EXERCISE DETAILS → Transcribe all the entries word for word, skipping the pictures.

(Collected data entries)
====

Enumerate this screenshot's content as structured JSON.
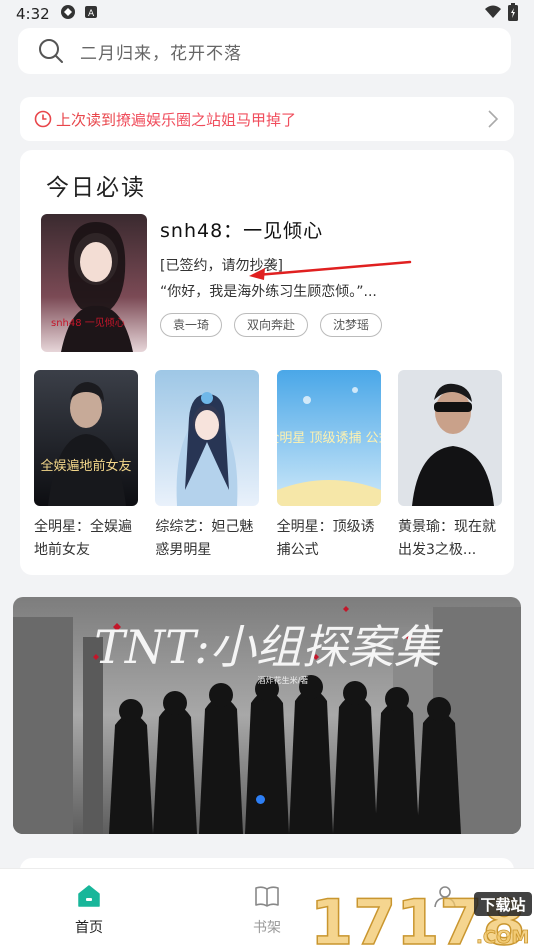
{
  "status": {
    "time": "4:32"
  },
  "search": {
    "placeholder": "二月归来，花开不落"
  },
  "last_read": {
    "prefix": "上次读到",
    "book": "撩遍娱乐圈之站姐马甲掉了"
  },
  "today": {
    "title": "今日必读",
    "feature": {
      "title": "snh48：一见倾心",
      "cover_text": "snh48 一见倾心",
      "desc1": "[已签约，请勿抄袭]",
      "desc2": "“你好，我是海外练习生顾恋倾。”...",
      "tags": [
        "袁一琦",
        "双向奔赴",
        "沈梦瑶"
      ]
    },
    "books": [
      {
        "title": "全明星：全娱遍地前女友",
        "cover_text": "全娱遍地前女友"
      },
      {
        "title": "综综艺：妲己魅惑男明星",
        "cover_text": ""
      },
      {
        "title": "全明星：顶级诱捕公式",
        "cover_text": "全明星 顶级诱捕 公式"
      },
      {
        "title": "黄景瑜：现在就出发3之极...",
        "cover_text": ""
      }
    ]
  },
  "banner": {
    "title": "TNT:小组探案集",
    "subtitle": "酒炸花生米/著"
  },
  "nav": {
    "items": [
      {
        "label": "首页"
      },
      {
        "label": "书架"
      },
      {
        "label": ""
      }
    ]
  },
  "watermark": {
    "digits": "17178",
    "site": "下载站",
    "com": ".COM"
  },
  "colors": {
    "accent_red": "#f04e5d",
    "accent_teal": "#18b69a",
    "dot_blue": "#2d7ff5"
  }
}
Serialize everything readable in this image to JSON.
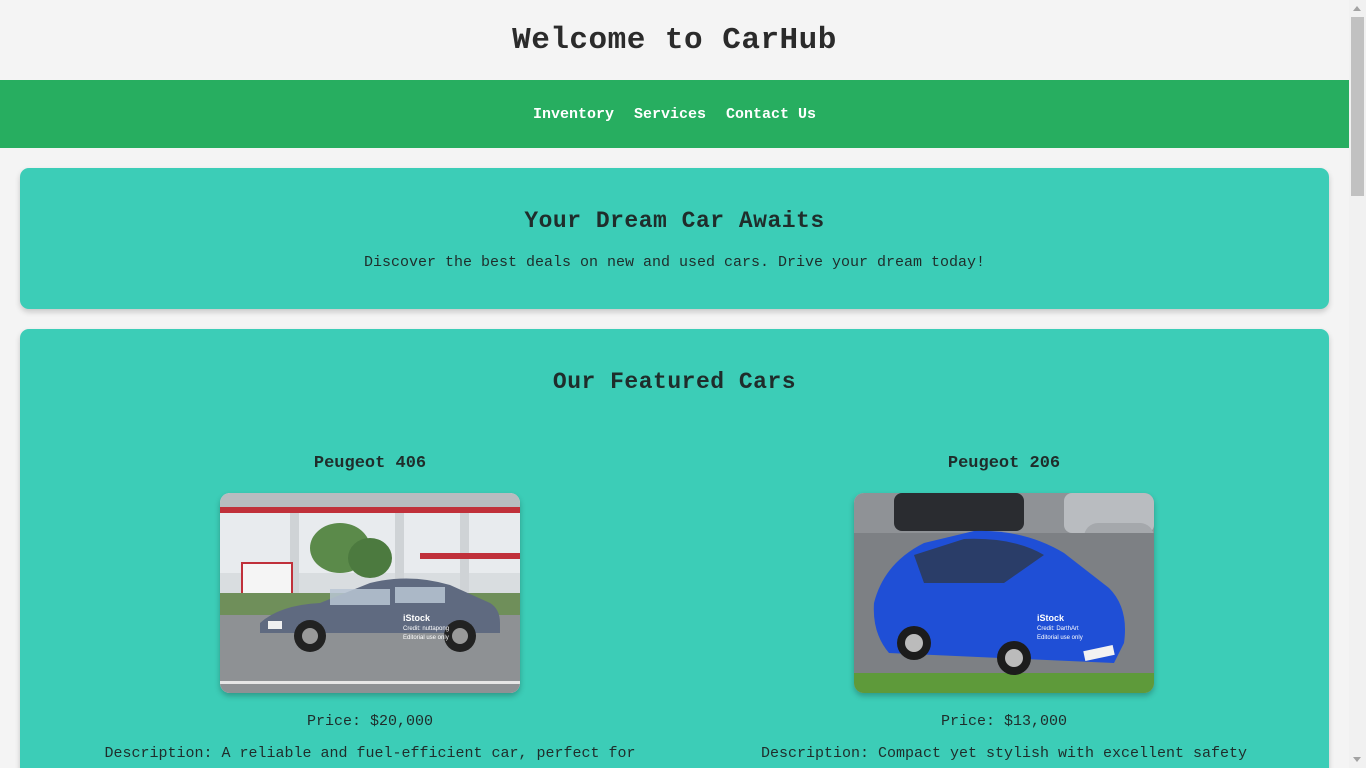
{
  "header": {
    "title": "Welcome to CarHub"
  },
  "nav": {
    "items": [
      "Inventory",
      "Services",
      "Contact Us"
    ]
  },
  "hero": {
    "title": "Your Dream Car Awaits",
    "text": "Discover the best deals on new and used cars. Drive your dream today!"
  },
  "featured": {
    "title": "Our Featured Cars",
    "cars": [
      {
        "name": "Peugeot 406",
        "price": "Price: $20,000",
        "description": "Description: A reliable and fuel-efficient car, perfect for",
        "image_watermark": {
          "brand": "iStock",
          "credit": "Credit: nuttapong",
          "note": "Editorial use only"
        },
        "color": "#5f6a80"
      },
      {
        "name": "Peugeot 206",
        "price": "Price: $13,000",
        "description": "Description: Compact yet stylish with excellent safety",
        "image_watermark": {
          "brand": "iStock",
          "credit": "Credit: DarthArt",
          "note": "Editorial use only"
        },
        "color": "#1f4fd6"
      }
    ]
  },
  "colors": {
    "nav": "#27ae60",
    "panel": "#3ccdb7",
    "background": "#f4f4f4"
  }
}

====

SOLUTION FOR THIS EXERCISE →
Enumerate this screenshot's content as structured JSON.
{
  "status": {
    "time": "4:32"
  },
  "search": {
    "placeholder": "二月归来，花开不落"
  },
  "last_read": {
    "prefix": "上次读到",
    "book": "撩遍娱乐圈之站姐马甲掉了"
  },
  "today": {
    "title": "今日必读",
    "feature": {
      "title": "snh48：一见倾心",
      "cover_text": "snh48 一见倾心",
      "desc1": "[已签约，请勿抄袭]",
      "desc2": "“你好，我是海外练习生顾恋倾。”...",
      "tags": [
        "袁一琦",
        "双向奔赴",
        "沈梦瑶"
      ]
    },
    "books": [
      {
        "title": "全明星：全娱遍地前女友",
        "cover_text": "全娱遍地前女友"
      },
      {
        "title": "综综艺：妲己魅惑男明星",
        "cover_text": ""
      },
      {
        "title": "全明星：顶级诱捕公式",
        "cover_text": "全明星 顶级诱捕 公式"
      },
      {
        "title": "黄景瑜：现在就出发3之极...",
        "cover_text": ""
      }
    ]
  },
  "banner": {
    "title": "TNT:小组探案集",
    "subtitle": "酒炸花生米/著"
  },
  "nav": {
    "items": [
      {
        "label": "首页"
      },
      {
        "label": "书架"
      },
      {
        "label": ""
      }
    ]
  },
  "watermark": {
    "digits": "17178",
    "site": "下载站",
    "com": ".COM"
  },
  "colors": {
    "accent_red": "#f04e5d",
    "accent_teal": "#18b69a",
    "dot_blue": "#2d7ff5"
  }
}
Serialize everything readable in this image to JSON.
{
  "header": {
    "title": "Welcome to CarHub"
  },
  "nav": {
    "items": [
      "Inventory",
      "Services",
      "Contact Us"
    ]
  },
  "hero": {
    "title": "Your Dream Car Awaits",
    "text": "Discover the best deals on new and used cars. Drive your dream today!"
  },
  "featured": {
    "title": "Our Featured Cars",
    "cars": [
      {
        "name": "Peugeot 406",
        "price": "Price: $20,000",
        "description": "Description: A reliable and fuel-efficient car, perfect for",
        "image_watermark": {
          "brand": "iStock",
          "credit": "Credit: nuttapong",
          "note": "Editorial use only"
        },
        "color": "#5f6a80"
      },
      {
        "name": "Peugeot 206",
        "price": "Price: $13,000",
        "description": "Description: Compact yet stylish with excellent safety",
        "image_watermark": {
          "brand": "iStock",
          "credit": "Credit: DarthArt",
          "note": "Editorial use only"
        },
        "color": "#1f4fd6"
      }
    ]
  },
  "colors": {
    "nav": "#27ae60",
    "panel": "#3ccdb7",
    "background": "#f4f4f4"
  }
}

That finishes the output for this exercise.